Exercise: Retype everything in the listing, leaving each line exactly as it is.

Data in this exercise:
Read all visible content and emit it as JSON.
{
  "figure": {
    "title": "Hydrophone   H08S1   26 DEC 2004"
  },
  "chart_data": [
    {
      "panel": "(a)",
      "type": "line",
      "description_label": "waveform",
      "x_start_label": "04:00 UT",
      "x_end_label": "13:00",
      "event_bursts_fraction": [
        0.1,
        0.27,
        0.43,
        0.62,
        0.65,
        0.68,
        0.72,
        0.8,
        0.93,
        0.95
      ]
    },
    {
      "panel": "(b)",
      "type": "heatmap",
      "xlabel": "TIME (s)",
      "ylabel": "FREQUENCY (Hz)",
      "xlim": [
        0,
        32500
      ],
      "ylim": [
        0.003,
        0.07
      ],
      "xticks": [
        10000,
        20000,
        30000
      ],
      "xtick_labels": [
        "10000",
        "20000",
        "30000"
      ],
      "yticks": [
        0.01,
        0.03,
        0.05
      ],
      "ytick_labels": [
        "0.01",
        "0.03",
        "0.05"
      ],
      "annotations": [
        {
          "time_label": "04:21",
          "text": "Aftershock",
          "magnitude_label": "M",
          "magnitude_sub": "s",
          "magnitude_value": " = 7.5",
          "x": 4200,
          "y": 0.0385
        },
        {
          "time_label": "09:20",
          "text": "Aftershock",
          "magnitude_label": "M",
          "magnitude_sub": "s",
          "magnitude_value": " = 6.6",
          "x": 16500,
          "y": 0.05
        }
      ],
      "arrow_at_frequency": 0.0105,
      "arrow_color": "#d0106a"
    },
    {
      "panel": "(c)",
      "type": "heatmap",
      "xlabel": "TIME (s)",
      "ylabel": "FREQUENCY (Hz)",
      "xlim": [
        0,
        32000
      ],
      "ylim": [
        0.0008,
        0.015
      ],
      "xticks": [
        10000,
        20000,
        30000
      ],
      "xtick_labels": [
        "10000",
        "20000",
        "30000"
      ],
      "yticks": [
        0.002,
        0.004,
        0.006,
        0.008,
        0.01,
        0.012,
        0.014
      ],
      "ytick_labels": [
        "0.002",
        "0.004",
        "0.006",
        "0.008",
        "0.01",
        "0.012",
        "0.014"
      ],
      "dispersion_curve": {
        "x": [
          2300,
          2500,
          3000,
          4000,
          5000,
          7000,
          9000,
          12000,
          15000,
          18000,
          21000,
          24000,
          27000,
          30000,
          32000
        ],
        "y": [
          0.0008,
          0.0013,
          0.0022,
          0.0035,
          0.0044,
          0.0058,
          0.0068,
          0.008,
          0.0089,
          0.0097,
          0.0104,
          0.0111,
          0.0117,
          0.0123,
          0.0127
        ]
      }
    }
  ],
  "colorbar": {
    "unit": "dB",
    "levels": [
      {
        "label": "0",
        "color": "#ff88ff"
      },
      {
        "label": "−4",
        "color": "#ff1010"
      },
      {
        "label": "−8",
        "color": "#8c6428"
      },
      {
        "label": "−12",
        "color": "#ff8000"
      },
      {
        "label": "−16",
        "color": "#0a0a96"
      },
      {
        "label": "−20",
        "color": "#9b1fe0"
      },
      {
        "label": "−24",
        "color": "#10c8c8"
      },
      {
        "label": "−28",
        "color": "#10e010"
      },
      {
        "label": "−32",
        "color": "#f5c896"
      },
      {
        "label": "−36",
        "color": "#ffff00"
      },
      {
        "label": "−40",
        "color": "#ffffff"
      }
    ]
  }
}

Full response:
Read all visible content and emit it as JSON.
{
  "figure": {
    "title": "Hydrophone   H08S1   26 DEC 2004"
  },
  "chart_data": [
    {
      "panel": "(a)",
      "type": "line",
      "description_label": "waveform",
      "x_start_label": "04:00 UT",
      "x_end_label": "13:00",
      "event_bursts_fraction": [
        0.1,
        0.27,
        0.43,
        0.62,
        0.65,
        0.68,
        0.72,
        0.8,
        0.93,
        0.95
      ]
    },
    {
      "panel": "(b)",
      "type": "heatmap",
      "xlabel": "TIME (s)",
      "ylabel": "FREQUENCY (Hz)",
      "xlim": [
        0,
        32500
      ],
      "ylim": [
        0.003,
        0.07
      ],
      "xticks": [
        10000,
        20000,
        30000
      ],
      "xtick_labels": [
        "10000",
        "20000",
        "30000"
      ],
      "yticks": [
        0.01,
        0.03,
        0.05
      ],
      "ytick_labels": [
        "0.01",
        "0.03",
        "0.05"
      ],
      "annotations": [
        {
          "time_label": "04:21",
          "text": "Aftershock",
          "magnitude_label": "M",
          "magnitude_sub": "s",
          "magnitude_value": " = 7.5",
          "x": 4200,
          "y": 0.0385
        },
        {
          "time_label": "09:20",
          "text": "Aftershock",
          "magnitude_label": "M",
          "magnitude_sub": "s",
          "magnitude_value": " = 6.6",
          "x": 16500,
          "y": 0.05
        }
      ],
      "arrow_at_frequency": 0.0105,
      "arrow_color": "#d0106a"
    },
    {
      "panel": "(c)",
      "type": "heatmap",
      "xlabel": "TIME (s)",
      "ylabel": "FREQUENCY (Hz)",
      "xlim": [
        0,
        32000
      ],
      "ylim": [
        0.0008,
        0.015
      ],
      "xticks": [
        10000,
        20000,
        30000
      ],
      "xtick_labels": [
        "10000",
        "20000",
        "30000"
      ],
      "yticks": [
        0.002,
        0.004,
        0.006,
        0.008,
        0.01,
        0.012,
        0.014
      ],
      "ytick_labels": [
        "0.002",
        "0.004",
        "0.006",
        "0.008",
        "0.01",
        "0.012",
        "0.014"
      ],
      "dispersion_curve": {
        "x": [
          2300,
          2500,
          3000,
          4000,
          5000,
          7000,
          9000,
          12000,
          15000,
          18000,
          21000,
          24000,
          27000,
          30000,
          32000
        ],
        "y": [
          0.0008,
          0.0013,
          0.0022,
          0.0035,
          0.0044,
          0.0058,
          0.0068,
          0.008,
          0.0089,
          0.0097,
          0.0104,
          0.0111,
          0.0117,
          0.0123,
          0.0127
        ]
      }
    }
  ],
  "colorbar": {
    "unit": "dB",
    "levels": [
      {
        "label": "0",
        "color": "#ff88ff"
      },
      {
        "label": "−4",
        "color": "#ff1010"
      },
      {
        "label": "−8",
        "color": "#8c6428"
      },
      {
        "label": "−12",
        "color": "#ff8000"
      },
      {
        "label": "−16",
        "color": "#0a0a96"
      },
      {
        "label": "−20",
        "color": "#9b1fe0"
      },
      {
        "label": "−24",
        "color": "#10c8c8"
      },
      {
        "label": "−28",
        "color": "#10e010"
      },
      {
        "label": "−32",
        "color": "#f5c896"
      },
      {
        "label": "−36",
        "color": "#ffff00"
      },
      {
        "label": "−40",
        "color": "#ffffff"
      }
    ]
  }
}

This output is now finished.